* WRITTEN EXERCISE *
Print all of the entries exactly, minus the pictures.

Records contained in a dataset:
━━━━━━━━━━━━━━━━━━━━━━━━━━━━━━

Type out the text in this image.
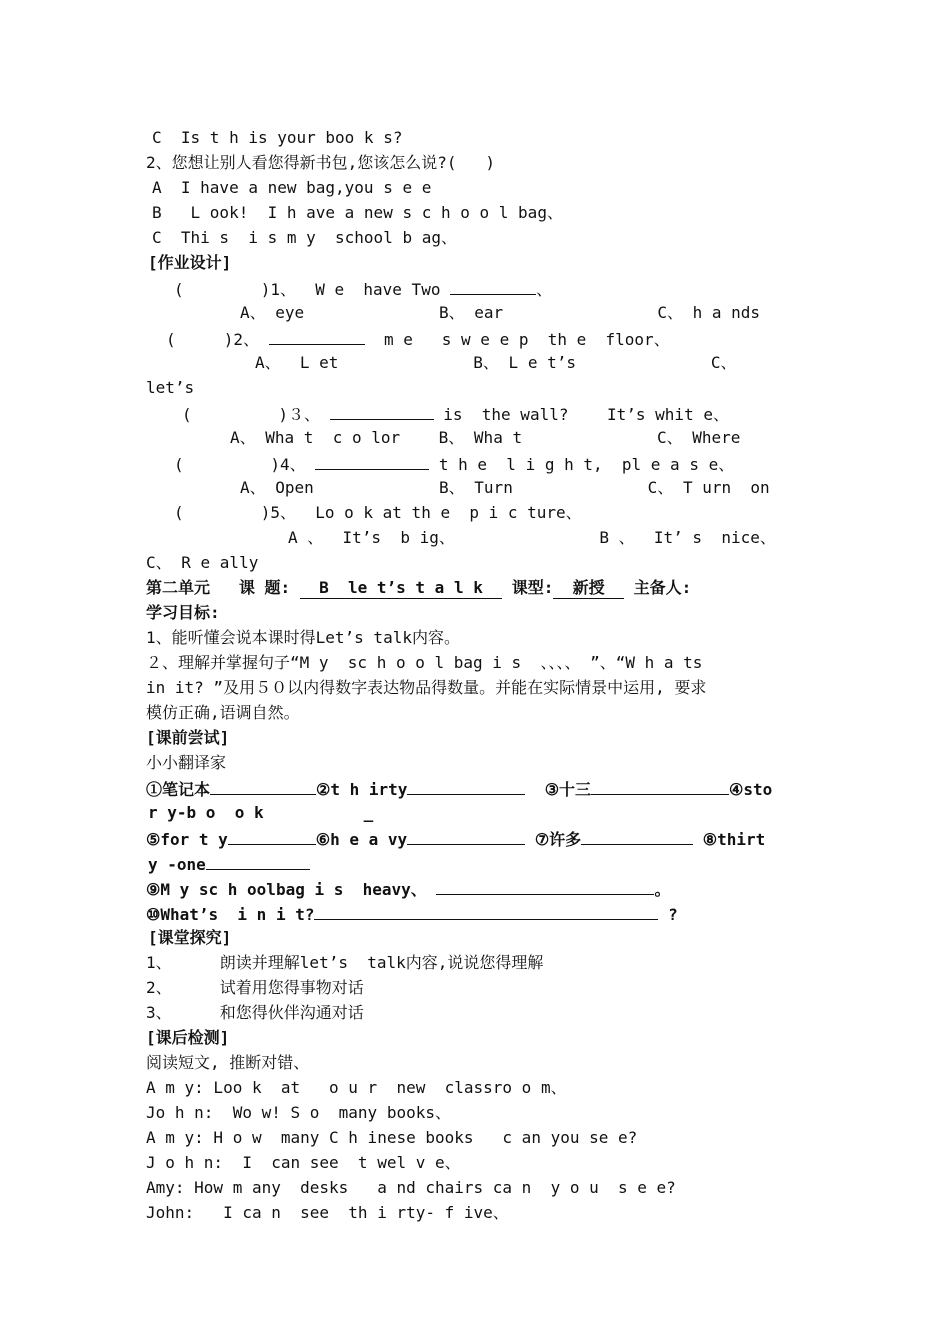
C  Is t h is your boo k s?
2、您想让别人看您得新书包,您该怎么说?(   )
A  I have a new bag,you s e e
B   L ook!  I h ave a new s c h o o l bag、
C  Thi s  i s m y  school b ag、
[作业设计]
(        )1、  W e  have Two	、
A、 eye              B、 ear                C、 h a nds
(     )2、	m e   s w e e p  th e  floor、
A、  L et              B、 L e t’s              C、
let’s
(         )３、	is  the wall?    It’s whit e、
A、 Wha t  c o lor    B、 Wha t              C、 Where
(         )4、	t h e  l i g h t,  pl e a s e、
A、 Open             B、 Turn              C、 T urn  on
(        )5、  Lo o k at th e  p i c ture、
A 、  It’s  b ig、               B 、  It’ s  nice、
C、 R e ally
第二单元   课 题:   B  le t’s t a l k   课型:  新授   主备人:
学习目标:
1、能听懂会说本课时得Let’s talk内容。
２、理解并掌握句子“M y  sc h o o l bag i s  、、、、 ”、“W h a ts
in it? ”及用５０以内得数字表达物品得数量。并能在实际情景中运用, 要求
模仿正确,语调自然。
[课前尝试]
小小翻译家
①笔记本	②t h irty	③十三	④sto
r y-b o  o k	_
⑤for t y	⑥h e a vy	⑦许多	⑧thirt
y -one
⑨M y sc h oolbag i s  heavy、	。
⑩What’s  i n i t?	?
[课堂探究]
1、     朗读并理解let’s  talk内容,说说您得理解
2、     试着用您得事物对话
3、     和您得伙伴沟通对话
[课后检测]
阅读短文, 推断对错、
A m y: Loo k  at   o u r  new  classro o m、
Jo h n:  Wo w! S o  many books、
A m y: H o w  many C h inese books   c an you se e?
J o h n:  I  can see  t wel v e、
Amy: How m any  desks   a nd chairs ca n  y o u  s e e?
John:   I ca n  see  th i rty- f ive、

━━━━━━━━━━━━━━━━━━━━━━━━━━━━━━

* RESPONSE *
Type out the text in this image.
C  Is t h is your boo k s?
2、您想让别人看您得新书包,您该怎么说?(   )
A  I have a new bag,you s e e
B   L ook!  I h ave a new s c h o o l bag、
C  Thi s  i s m y  school b ag、
[作业设计]
(        )1、  W e  have Two	、
A、 eye              B、 ear                C、 h a nds
(     )2、	m e   s w e e p  th e  floor、
A、  L et              B、 L e t’s              C、
let’s
(         )３、	is  the wall?    It’s whit e、
A、 Wha t  c o lor    B、 Wha t              C、 Where
(         )4、	t h e  l i g h t,  pl e a s e、
A、 Open             B、 Turn              C、 T urn  on
(        )5、  Lo o k at th e  p i c ture、
A 、  It’s  b ig、               B 、  It’ s  nice、
C、 R e ally
第二单元   课 题:   B  le t’s t a l k   课型:  新授   主备人:
学习目标:
1、能听懂会说本课时得Let’s talk内容。
２、理解并掌握句子“M y  sc h o o l bag i s  、、、、 ”、“W h a ts
in it? ”及用５０以内得数字表达物品得数量。并能在实际情景中运用, 要求
模仿正确,语调自然。
[课前尝试]
小小翻译家
①笔记本	②t h irty	③十三	④sto
r y-b o  o k	_
⑤for t y	⑥h e a vy	⑦许多	⑧thirt
y -one
⑨M y sc h oolbag i s  heavy、	。
⑩What’s  i n i t?	?
[课堂探究]
1、     朗读并理解let’s  talk内容,说说您得理解
2、     试着用您得事物对话
3、     和您得伙伴沟通对话
[课后检测]
阅读短文, 推断对错、
A m y: Loo k  at   o u r  new  classro o m、
Jo h n:  Wo w! S o  many books、
A m y: H o w  many C h inese books   c an you se e?
J o h n:  I  can see  t wel v e、
Amy: How m any  desks   a nd chairs ca n  y o u  s e e?
John:   I ca n  see  th i rty- f ive、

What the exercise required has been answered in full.